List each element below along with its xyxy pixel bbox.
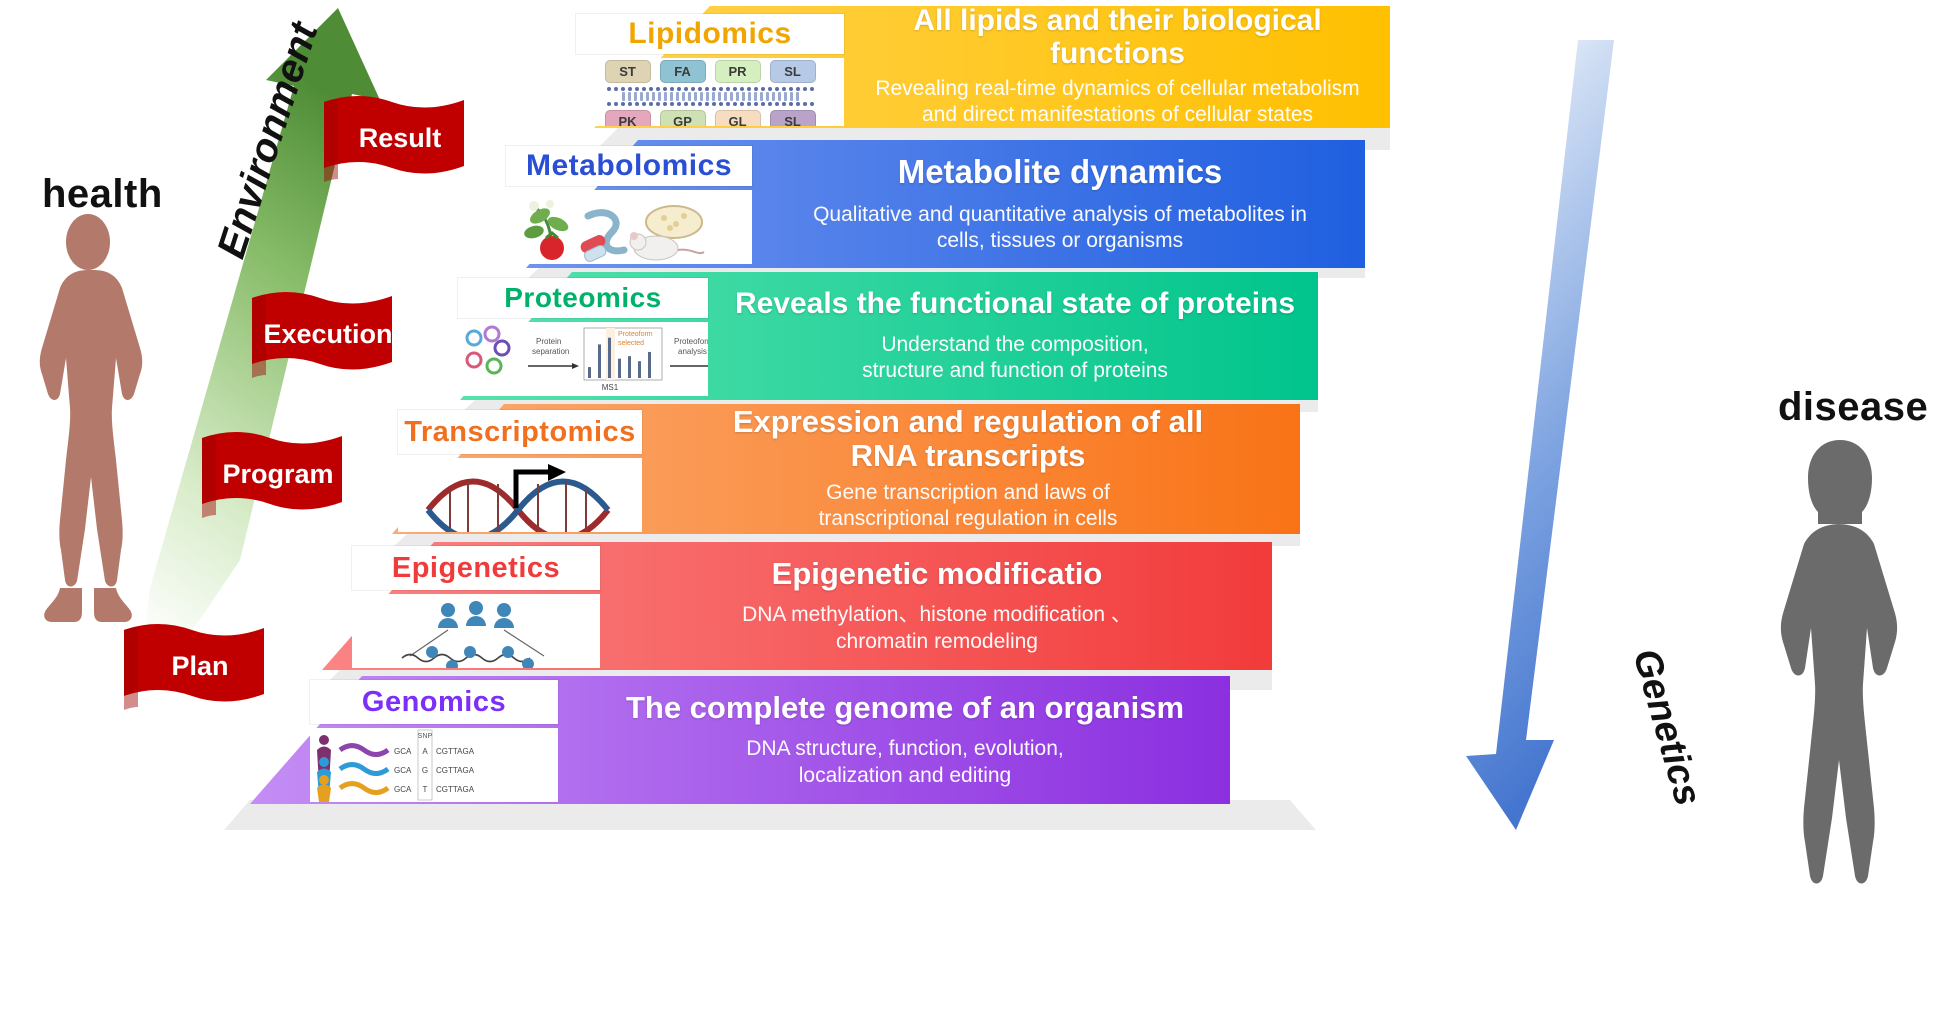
subline-lipidomics-0: Revealing real-time dynamics of cellular… (875, 76, 1359, 102)
seq-left-2: GCA (394, 785, 412, 794)
subline-epigenetics-1: chromatin remodeling (836, 629, 1038, 655)
histone-people-icon (438, 601, 514, 628)
seq-snp-2: T (423, 785, 428, 794)
pyramid-row-proteomics[interactable]: ProteomicsProteinseparationProteoformsel… (460, 272, 1318, 400)
seq-snp-1: G (422, 766, 428, 775)
subline-metabolomics-0: Qualitative and quantitative analysis of… (813, 202, 1307, 228)
panel-genomics: GenomicsSNPGCAACGTTAGAGCAGCGTTAGAGCATCGT… (310, 676, 558, 804)
dna-transcription-icon (398, 458, 642, 532)
lipid-bilayer-icon (588, 87, 832, 106)
lipid-badge-gl-b2: GL (715, 110, 761, 127)
step3-line1: Proteoform (674, 337, 708, 346)
lipid-badge-row: STFAPRSL (588, 60, 832, 83)
pyramid-row-epigenetics[interactable]: EpigeneticsEpigenetic modificatioDNA met… (322, 542, 1272, 670)
title-card-lipidomics: Lipidomics (576, 14, 844, 54)
seq-right-2: CGTTAGA (436, 785, 475, 794)
pyramid-row-genomics[interactable]: GenomicsSNPGCAACGTTAGAGCAGCGTTAGAGCATCGT… (250, 676, 1230, 804)
illustration-genomics: SNPGCAACGTTAGAGCAGCGTTAGAGCATCGTTAGA (310, 728, 558, 802)
title-card-genomics: Genomics (310, 680, 558, 724)
chromatin-remodeling-icon (352, 594, 600, 668)
snp-label: SNP (418, 733, 433, 740)
headline-epigenetics: Epigenetic modificatio (772, 557, 1103, 590)
lipid-badge-pk-b0: PK (605, 110, 651, 127)
subline-proteomics-1: structure and function of proteins (862, 358, 1168, 384)
lipid-badge-gp-b1: GP (660, 110, 706, 127)
panel-proteomics: ProteomicsProteinseparationProteoformsel… (458, 272, 708, 400)
subline-epigenetics-0: DNA methylation、histone modification 、 (742, 602, 1132, 628)
subline-proteomics-0: Understand the composition, (881, 332, 1148, 358)
headline-lipidomics: All lipids and their biological function… (848, 5, 1388, 70)
headline-genomics: The complete genome of an organism (626, 691, 1184, 724)
dna-strand-0 (340, 746, 388, 755)
pyramid-row-metabolomics[interactable]: MetabolomicsMetabolite dynamicsQualitati… (526, 140, 1365, 268)
subline-genomics-0: DNA structure, function, evolution, (746, 736, 1064, 762)
omics-pyramid-diagram: LipidomicsSTFAPRSLPKGPGLSLAll lipids and… (0, 0, 1949, 1030)
seq-right-1: CGTTAGA (436, 766, 475, 775)
lipid-badge-sl-a3: SL (770, 60, 816, 83)
description-lipidomics: All lipids and their biological function… (845, 6, 1390, 128)
description-metabolomics: Metabolite dynamicsQualitative and quant… (760, 140, 1360, 268)
step3-line2: analysis (678, 347, 707, 356)
title-genomics: Genomics (362, 686, 506, 719)
lipid-badge-row: PKGPGLSL (588, 110, 832, 127)
title-lipidomics: Lipidomics (628, 17, 791, 51)
illustration-lipidomics: STFAPRSLPKGPGLSL (576, 58, 844, 126)
flag-label-program: Program (198, 428, 358, 520)
title-card-transcriptomics: Transcriptomics (398, 410, 642, 454)
title-epigenetics: Epigenetics (392, 552, 560, 585)
flag-label-plan: Plan (120, 620, 280, 712)
step1-line1: Protein (536, 337, 561, 346)
panel-transcriptomics: Transcriptomics (398, 404, 642, 534)
seq-snp-0: A (422, 747, 428, 756)
protein-blobs-icon (467, 327, 509, 373)
panel-lipidomics: LipidomicsSTFAPRSLPKGPGLSL (576, 6, 844, 128)
description-transcriptomics: Expression and regulation of all RNA tra… (650, 404, 1286, 534)
step2-line2: selected (618, 340, 644, 347)
health-label: health (42, 172, 163, 217)
description-proteomics: Reveals the functional state of proteins… (715, 272, 1315, 400)
title-card-proteomics: Proteomics (458, 278, 708, 318)
pyramid-row-transcriptomics[interactable]: TranscriptomicsExpression and regulation… (392, 404, 1300, 534)
subline-metabolomics-1: cells, tissues or organisms (937, 228, 1183, 254)
headline-metabolomics: Metabolite dynamics (898, 154, 1223, 190)
title-metabolomics: Metabolomics (526, 149, 732, 183)
title-transcriptomics: Transcriptomics (404, 416, 636, 449)
dna-strand-2 (340, 784, 388, 793)
illustration-proteomics: ProteinseparationProteoformselectedMS1Pr… (458, 322, 708, 396)
flag-label-result: Result (320, 92, 480, 184)
title-card-metabolomics: Metabolomics (506, 146, 752, 186)
illustration-transcriptomics (398, 458, 642, 532)
seq-left-0: GCA (394, 747, 412, 756)
metabolomics-icons (506, 190, 752, 264)
panel-metabolomics: Metabolomics (506, 140, 752, 268)
subline-lipidomics-1: and direct manifestations of cellular st… (922, 102, 1313, 128)
lipid-badge-st-a0: ST (605, 60, 651, 83)
proteomics-workflow: ProteinseparationProteoformselectedMS1Pr… (458, 322, 708, 396)
step2-line1: Proteoform (618, 331, 653, 338)
panel-epigenetics: Epigenetics (352, 542, 600, 670)
flag-execution[interactable]: Execution (248, 288, 408, 380)
title-card-epigenetics: Epigenetics (352, 546, 600, 590)
headline-proteomics: Reveals the functional state of proteins (735, 288, 1295, 320)
lipid-badge-sl-b3: SL (770, 110, 816, 127)
flag-plan[interactable]: Plan (120, 620, 280, 712)
flag-result[interactable]: Result (320, 92, 480, 184)
headline-transcriptomics: Expression and regulation of all RNA tra… (708, 405, 1228, 472)
flag-program[interactable]: Program (198, 428, 358, 520)
human-figures-icon (317, 735, 331, 802)
genomics-snp-icon: SNPGCAACGTTAGAGCAGCGTTAGAGCATCGTTAGA (310, 728, 558, 802)
illustration-epigenetics (352, 594, 600, 668)
lipid-badge-pr-a2: PR (715, 60, 761, 83)
illustration-metabolomics (506, 190, 752, 264)
capsule-icon (579, 233, 608, 263)
tomato-icon (540, 233, 564, 260)
description-epigenetics: Epigenetic modificatioDNA methylation、hi… (612, 542, 1262, 670)
disease-label: disease (1778, 385, 1928, 430)
pyramid-row-lipidomics[interactable]: LipidomicsSTFAPRSLPKGPGLSLAll lipids and… (594, 6, 1390, 128)
seq-right-0: CGTTAGA (436, 747, 475, 756)
subline-transcriptomics-0: Gene transcription and laws of (826, 480, 1110, 506)
flag-label-execution: Execution (248, 288, 408, 380)
ms1-axis-label: MS1 (602, 383, 619, 392)
lipid-badge-fa-a1: FA (660, 60, 706, 83)
petri-dish-icon (646, 206, 702, 238)
step1-line2: separation (532, 347, 569, 356)
description-genomics: The complete genome of an organismDNA st… (570, 676, 1240, 804)
seq-left-1: GCA (394, 766, 412, 775)
subline-transcriptomics-1: transcriptional regulation in cells (819, 506, 1118, 532)
dna-strand-1 (340, 765, 388, 774)
title-proteomics: Proteomics (504, 282, 662, 314)
subline-genomics-1: localization and editing (799, 763, 1011, 789)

TASK DETAILS: Copy every record exactly, dropping the images.

TASK RESULT:
List each element below along with its xyxy pixel bbox.
subline-lipidomics-0: Revealing real-time dynamics of cellular… (875, 76, 1359, 102)
seq-left-2: GCA (394, 785, 412, 794)
subline-epigenetics-1: chromatin remodeling (836, 629, 1038, 655)
histone-people-icon (438, 601, 514, 628)
seq-snp-2: T (423, 785, 428, 794)
pyramid-row-proteomics[interactable]: ProteomicsProteinseparationProteoformsel… (460, 272, 1318, 400)
seq-snp-1: G (422, 766, 428, 775)
subline-metabolomics-0: Qualitative and quantitative analysis of… (813, 202, 1307, 228)
panel-genomics: GenomicsSNPGCAACGTTAGAGCAGCGTTAGAGCATCGT… (310, 676, 558, 804)
dna-transcription-icon (398, 458, 642, 532)
lipid-bilayer-icon (588, 87, 832, 106)
lipid-badge-gl-b2: GL (715, 110, 761, 127)
step3-line1: Proteoform (674, 337, 708, 346)
lipid-badge-row: STFAPRSL (588, 60, 832, 83)
pyramid-row-epigenetics[interactable]: EpigeneticsEpigenetic modificatioDNA met… (322, 542, 1272, 670)
title-card-lipidomics: Lipidomics (576, 14, 844, 54)
seq-right-2: CGTTAGA (436, 785, 475, 794)
pyramid-row-genomics[interactable]: GenomicsSNPGCAACGTTAGAGCAGCGTTAGAGCATCGT… (250, 676, 1230, 804)
illustration-genomics: SNPGCAACGTTAGAGCAGCGTTAGAGCATCGTTAGA (310, 728, 558, 802)
title-card-genomics: Genomics (310, 680, 558, 724)
chromatin-remodeling-icon (352, 594, 600, 668)
snp-label: SNP (418, 733, 433, 740)
headline-epigenetics: Epigenetic modificatio (772, 557, 1103, 590)
lipid-badge-pk-b0: PK (605, 110, 651, 127)
subline-proteomics-1: structure and function of proteins (862, 358, 1168, 384)
lipid-badge-gp-b1: GP (660, 110, 706, 127)
panel-proteomics: ProteomicsProteinseparationProteoformsel… (458, 272, 708, 400)
subline-epigenetics-0: DNA methylation、histone modification 、 (742, 602, 1132, 628)
subline-proteomics-0: Understand the composition, (881, 332, 1148, 358)
headline-lipidomics: All lipids and their biological function… (848, 5, 1388, 70)
headline-genomics: The complete genome of an organism (626, 691, 1184, 724)
dna-strand-0 (340, 746, 388, 755)
pyramid-row-metabolomics[interactable]: MetabolomicsMetabolite dynamicsQualitati… (526, 140, 1365, 268)
subline-genomics-0: DNA structure, function, evolution, (746, 736, 1064, 762)
omics-pyramid-diagram: LipidomicsSTFAPRSLPKGPGLSLAll lipids and… (0, 0, 1949, 1030)
seq-right-1: CGTTAGA (436, 766, 475, 775)
lipid-badge-sl-a3: SL (770, 60, 816, 83)
description-lipidomics: All lipids and their biological function… (845, 6, 1390, 128)
description-metabolomics: Metabolite dynamicsQualitative and quant… (760, 140, 1360, 268)
step3-line2: analysis (678, 347, 707, 356)
title-genomics: Genomics (362, 686, 506, 719)
lipid-badge-row: PKGPGLSL (588, 110, 832, 127)
title-lipidomics: Lipidomics (628, 17, 791, 51)
illustration-lipidomics: STFAPRSLPKGPGLSL (576, 58, 844, 126)
flag-label-program: Program (198, 428, 358, 520)
title-card-transcriptomics: Transcriptomics (398, 410, 642, 454)
title-epigenetics: Epigenetics (392, 552, 560, 585)
flag-label-plan: Plan (120, 620, 280, 712)
step1-line1: Protein (536, 337, 561, 346)
panel-transcriptomics: Transcriptomics (398, 404, 642, 534)
seq-snp-0: A (422, 747, 428, 756)
protein-blobs-icon (467, 327, 509, 373)
panel-lipidomics: LipidomicsSTFAPRSLPKGPGLSL (576, 6, 844, 128)
description-transcriptomics: Expression and regulation of all RNA tra… (650, 404, 1286, 534)
step2-line2: selected (618, 340, 644, 347)
health-label: health (42, 172, 163, 217)
description-proteomics: Reveals the functional state of proteins… (715, 272, 1315, 400)
title-card-proteomics: Proteomics (458, 278, 708, 318)
pyramid-row-transcriptomics[interactable]: TranscriptomicsExpression and regulation… (392, 404, 1300, 534)
subline-metabolomics-1: cells, tissues or organisms (937, 228, 1183, 254)
headline-metabolomics: Metabolite dynamics (898, 154, 1223, 190)
title-metabolomics: Metabolomics (526, 149, 732, 183)
title-transcriptomics: Transcriptomics (404, 416, 636, 449)
dna-strand-2 (340, 784, 388, 793)
illustration-proteomics: ProteinseparationProteoformselectedMS1Pr… (458, 322, 708, 396)
flag-label-result: Result (320, 92, 480, 184)
title-card-metabolomics: Metabolomics (506, 146, 752, 186)
illustration-transcriptomics (398, 458, 642, 532)
seq-left-0: GCA (394, 747, 412, 756)
metabolomics-icons (506, 190, 752, 264)
panel-metabolomics: Metabolomics (506, 140, 752, 268)
subline-lipidomics-1: and direct manifestations of cellular st… (922, 102, 1313, 128)
lipid-badge-st-a0: ST (605, 60, 651, 83)
proteomics-workflow: ProteinseparationProteoformselectedMS1Pr… (458, 322, 708, 396)
step2-line1: Proteoform (618, 331, 653, 338)
panel-epigenetics: Epigenetics (352, 542, 600, 670)
flag-execution[interactable]: Execution (248, 288, 408, 380)
title-card-epigenetics: Epigenetics (352, 546, 600, 590)
headline-proteomics: Reveals the functional state of proteins (735, 288, 1295, 320)
lipid-badge-sl-b3: SL (770, 110, 816, 127)
flag-plan[interactable]: Plan (120, 620, 280, 712)
flag-result[interactable]: Result (320, 92, 480, 184)
headline-transcriptomics: Expression and regulation of all RNA tra… (708, 405, 1228, 472)
flag-program[interactable]: Program (198, 428, 358, 520)
human-figures-icon (317, 735, 331, 802)
genomics-snp-icon: SNPGCAACGTTAGAGCAGCGTTAGAGCATCGTTAGA (310, 728, 558, 802)
illustration-epigenetics (352, 594, 600, 668)
lipid-badge-pr-a2: PR (715, 60, 761, 83)
illustration-metabolomics (506, 190, 752, 264)
capsule-icon (579, 233, 608, 263)
tomato-icon (540, 233, 564, 260)
description-epigenetics: Epigenetic modificatioDNA methylation、hi… (612, 542, 1262, 670)
disease-label: disease (1778, 385, 1928, 430)
pyramid-row-lipidomics[interactable]: LipidomicsSTFAPRSLPKGPGLSLAll lipids and… (594, 6, 1390, 128)
seq-right-0: CGTTAGA (436, 747, 475, 756)
subline-transcriptomics-0: Gene transcription and laws of (826, 480, 1110, 506)
flag-label-execution: Execution (248, 288, 408, 380)
ms1-axis-label: MS1 (602, 383, 619, 392)
lipid-badge-fa-a1: FA (660, 60, 706, 83)
petri-dish-icon (646, 206, 702, 238)
step1-line2: separation (532, 347, 569, 356)
description-genomics: The complete genome of an organismDNA st… (570, 676, 1240, 804)
seq-left-1: GCA (394, 766, 412, 775)
subline-transcriptomics-1: transcriptional regulation in cells (819, 506, 1118, 532)
dna-strand-1 (340, 765, 388, 774)
title-proteomics: Proteomics (504, 282, 662, 314)
subline-genomics-1: localization and editing (799, 763, 1011, 789)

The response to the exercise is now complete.